─── TASK MATERIAL ───
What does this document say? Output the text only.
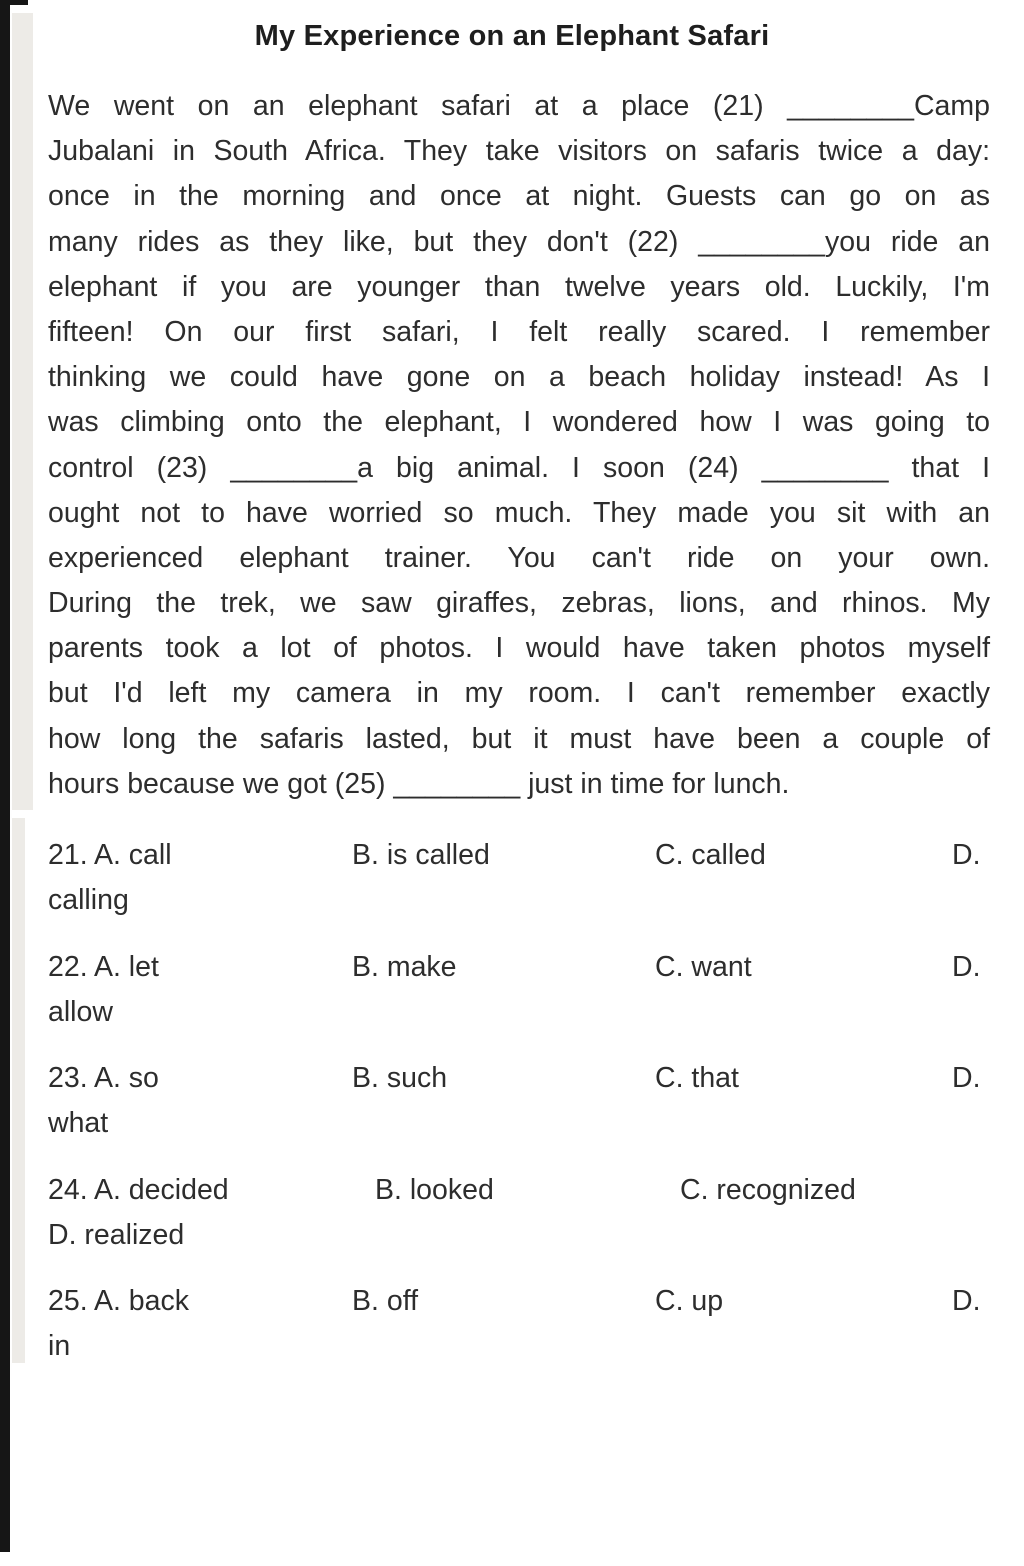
My Experience on an Elephant Safari
We went on an elephant safari at a place (21) ________Camp
Jubalani in South Africa. They take visitors on safaris twice a day:
once in the morning and once at night. Guests can go on as
many rides as they like, but they don't (22) ________you ride an
elephant if you are younger than twelve years old. Luckily, I'm
fifteen! On our first safari, I felt really scared. I remember
thinking we could have gone on a beach holiday instead! As I
was climbing onto the elephant, I wondered how I was going to
control (23) ________a big animal. I soon (24) ________ that I
ought not to have worried so much. They made you sit with an
experienced elephant trainer. You can't ride on your own.
During the trek, we saw giraffes, zebras, lions, and rhinos. My
parents took a lot of photos. I would have taken photos myself
but I'd left my camera in my room. I can't remember exactly
how long the safaris lasted, but it must have been a couple of
hours because we got (25) ________ just in time for lunch.
21. A. call	B. is called	C. called	D.
calling
22. A. let	B. make	C. want	D.
allow
23. A. so	B. such	C. that	D.
what
24. A. decided	B. looked	C. recognized
D. realized
25. A. back	B. off	C. up	D.
in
───
### WHAT THE TASK ASKS
Using the listing above, state the number of lines that hold "have", with no other text.

### EXERCISE RESULT
4